## Task details
Without omitting anything, retype the data that follows.
************
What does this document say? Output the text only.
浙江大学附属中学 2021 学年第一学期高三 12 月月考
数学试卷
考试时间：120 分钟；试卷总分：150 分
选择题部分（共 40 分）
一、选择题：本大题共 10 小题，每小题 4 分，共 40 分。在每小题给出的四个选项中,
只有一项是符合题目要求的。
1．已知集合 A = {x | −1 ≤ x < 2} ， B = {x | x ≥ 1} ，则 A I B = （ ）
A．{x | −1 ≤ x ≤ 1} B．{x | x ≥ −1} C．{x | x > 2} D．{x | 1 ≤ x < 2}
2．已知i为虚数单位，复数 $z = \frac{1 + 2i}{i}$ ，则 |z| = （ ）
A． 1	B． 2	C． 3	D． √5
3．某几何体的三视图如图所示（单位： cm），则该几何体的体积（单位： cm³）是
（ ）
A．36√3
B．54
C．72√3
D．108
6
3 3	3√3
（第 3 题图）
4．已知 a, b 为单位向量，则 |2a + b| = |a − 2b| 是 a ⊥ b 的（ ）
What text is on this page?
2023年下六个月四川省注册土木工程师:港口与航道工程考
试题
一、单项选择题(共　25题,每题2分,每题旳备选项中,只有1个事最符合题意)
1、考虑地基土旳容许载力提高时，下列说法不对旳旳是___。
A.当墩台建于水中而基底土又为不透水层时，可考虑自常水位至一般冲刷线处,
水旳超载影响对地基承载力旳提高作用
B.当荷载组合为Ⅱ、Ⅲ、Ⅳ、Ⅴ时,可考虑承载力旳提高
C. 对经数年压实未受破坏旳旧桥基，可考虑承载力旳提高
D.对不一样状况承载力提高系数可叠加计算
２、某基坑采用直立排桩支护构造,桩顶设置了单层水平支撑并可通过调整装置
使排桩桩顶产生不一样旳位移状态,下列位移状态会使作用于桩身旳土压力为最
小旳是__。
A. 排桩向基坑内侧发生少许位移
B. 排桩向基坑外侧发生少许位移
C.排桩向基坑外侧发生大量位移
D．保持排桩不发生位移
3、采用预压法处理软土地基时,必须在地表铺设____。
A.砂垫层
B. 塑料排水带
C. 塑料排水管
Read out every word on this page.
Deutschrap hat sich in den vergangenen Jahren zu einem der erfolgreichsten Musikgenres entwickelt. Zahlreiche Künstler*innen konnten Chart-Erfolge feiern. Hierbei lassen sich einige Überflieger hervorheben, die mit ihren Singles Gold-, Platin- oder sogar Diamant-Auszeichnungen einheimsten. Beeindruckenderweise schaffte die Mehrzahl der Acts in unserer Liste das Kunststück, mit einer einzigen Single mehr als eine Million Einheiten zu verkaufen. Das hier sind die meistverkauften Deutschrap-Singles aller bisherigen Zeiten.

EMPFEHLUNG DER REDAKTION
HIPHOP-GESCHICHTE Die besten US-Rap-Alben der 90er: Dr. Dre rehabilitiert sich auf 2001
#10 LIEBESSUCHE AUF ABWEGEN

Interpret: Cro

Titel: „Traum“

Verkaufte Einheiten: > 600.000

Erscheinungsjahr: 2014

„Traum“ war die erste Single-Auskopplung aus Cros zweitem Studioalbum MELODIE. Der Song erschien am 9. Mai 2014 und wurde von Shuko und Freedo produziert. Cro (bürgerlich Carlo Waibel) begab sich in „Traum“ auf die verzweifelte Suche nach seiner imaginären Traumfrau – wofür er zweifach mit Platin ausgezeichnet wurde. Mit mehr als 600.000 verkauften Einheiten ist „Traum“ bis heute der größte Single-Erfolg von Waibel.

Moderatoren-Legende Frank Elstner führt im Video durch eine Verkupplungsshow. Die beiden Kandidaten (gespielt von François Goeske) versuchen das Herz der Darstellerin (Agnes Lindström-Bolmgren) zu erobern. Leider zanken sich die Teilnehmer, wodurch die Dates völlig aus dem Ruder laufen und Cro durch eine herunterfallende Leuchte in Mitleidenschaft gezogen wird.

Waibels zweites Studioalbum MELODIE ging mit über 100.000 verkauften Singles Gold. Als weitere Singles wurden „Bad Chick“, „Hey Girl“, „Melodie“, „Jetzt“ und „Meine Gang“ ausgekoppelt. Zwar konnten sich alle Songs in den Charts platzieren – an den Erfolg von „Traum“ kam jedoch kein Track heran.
************
## Final result
What does this document say? Output the text only.
浙江大学附属中学 2021 学年第一学期高三 12 月月考
数学试卷
考试时间：120 分钟；试卷总分：150 分
选择题部分（共 40 分）
一、选择题：本大题共 10 小题，每小题 4 分，共 40 分。在每小题给出的四个选项中,
只有一项是符合题目要求的。
1．已知集合 A = {x | −1 ≤ x < 2} ， B = {x | x ≥ 1} ，则 A I B = （ ）
A．{x | −1 ≤ x ≤ 1} B．{x | x ≥ −1} C．{x | x > 2} D．{x | 1 ≤ x < 2}
2．已知i为虚数单位，复数 $z = \frac{1 + 2i}{i}$ ，则 |z| = （ ）
A． 1	B． 2	C． 3	D． √5
3．某几何体的三视图如图所示（单位： cm），则该几何体的体积（单位： cm³）是
（ ）
A．36√3
B．54
C．72√3
D．108
6
3 3	3√3
（第 3 题图）
4．已知 a, b 为单位向量，则 |2a + b| = |a − 2b| 是 a ⊥ b 的（ ）
What text is on this page?
2023年下六个月四川省注册土木工程师:港口与航道工程考
试题
一、单项选择题(共　25题,每题2分,每题旳备选项中,只有1个事最符合题意)
1、考虑地基土旳容许载力提高时，下列说法不对旳旳是___。
A.当墩台建于水中而基底土又为不透水层时，可考虑自常水位至一般冲刷线处,
水旳超载影响对地基承载力旳提高作用
B.当荷载组合为Ⅱ、Ⅲ、Ⅳ、Ⅴ时,可考虑承载力旳提高
C. 对经数年压实未受破坏旳旧桥基，可考虑承载力旳提高
D.对不一样状况承载力提高系数可叠加计算
２、某基坑采用直立排桩支护构造,桩顶设置了单层水平支撑并可通过调整装置
使排桩桩顶产生不一样旳位移状态,下列位移状态会使作用于桩身旳土压力为最
小旳是__。
A. 排桩向基坑内侧发生少许位移
B. 排桩向基坑外侧发生少许位移
C.排桩向基坑外侧发生大量位移
D．保持排桩不发生位移
3、采用预压法处理软土地基时,必须在地表铺设____。
A.砂垫层
B. 塑料排水带
C. 塑料排水管
Read out every word on this page.
Deutschrap hat sich in den vergangenen Jahren zu einem der erfolgreichsten Musikgenres entwickelt. Zahlreiche Künstler*innen konnten Chart-Erfolge feiern. Hierbei lassen sich einige Überflieger hervorheben, die mit ihren Singles Gold-, Platin- oder sogar Diamant-Auszeichnungen einheimsten. Beeindruckenderweise schaffte die Mehrzahl der Acts in unserer Liste das Kunststück, mit einer einzigen Single mehr als eine Million Einheiten zu verkaufen. Das hier sind die meistverkauften Deutschrap-Singles aller bisherigen Zeiten.

EMPFEHLUNG DER REDAKTION
HIPHOP-GESCHICHTE Die besten US-Rap-Alben der 90er: Dr. Dre rehabilitiert sich auf 2001
#10 LIEBESSUCHE AUF ABWEGEN

Interpret: Cro

Titel: „Traum“

Verkaufte Einheiten: > 600.000

Erscheinungsjahr: 2014

„Traum“ war die erste Single-Auskopplung aus Cros zweitem Studioalbum MELODIE. Der Song erschien am 9. Mai 2014 und wurde von Shuko und Freedo produziert. Cro (bürgerlich Carlo Waibel) begab sich in „Traum“ auf die verzweifelte Suche nach seiner imaginären Traumfrau – wofür er zweifach mit Platin ausgezeichnet wurde. Mit mehr als 600.000 verkauften Einheiten ist „Traum“ bis heute der größte Single-Erfolg von Waibel.

Moderatoren-Legende Frank Elstner führt im Video durch eine Verkupplungsshow. Die beiden Kandidaten (gespielt von François Goeske) versuchen das Herz der Darstellerin (Agnes Lindström-Bolmgren) zu erobern. Leider zanken sich die Teilnehmer, wodurch die Dates völlig aus dem Ruder laufen und Cro durch eine herunterfallende Leuchte in Mitleidenschaft gezogen wird.

Waibels zweites Studioalbum MELODIE ging mit über 100.000 verkauften Singles Gold. Als weitere Singles wurden „Bad Chick“, „Hey Girl“, „Melodie“, „Jetzt“ und „Meine Gang“ ausgekoppelt. Zwar konnten sich alle Songs in den Charts platzieren – an den Erfolg von „Traum“ kam jedoch kein Track heran.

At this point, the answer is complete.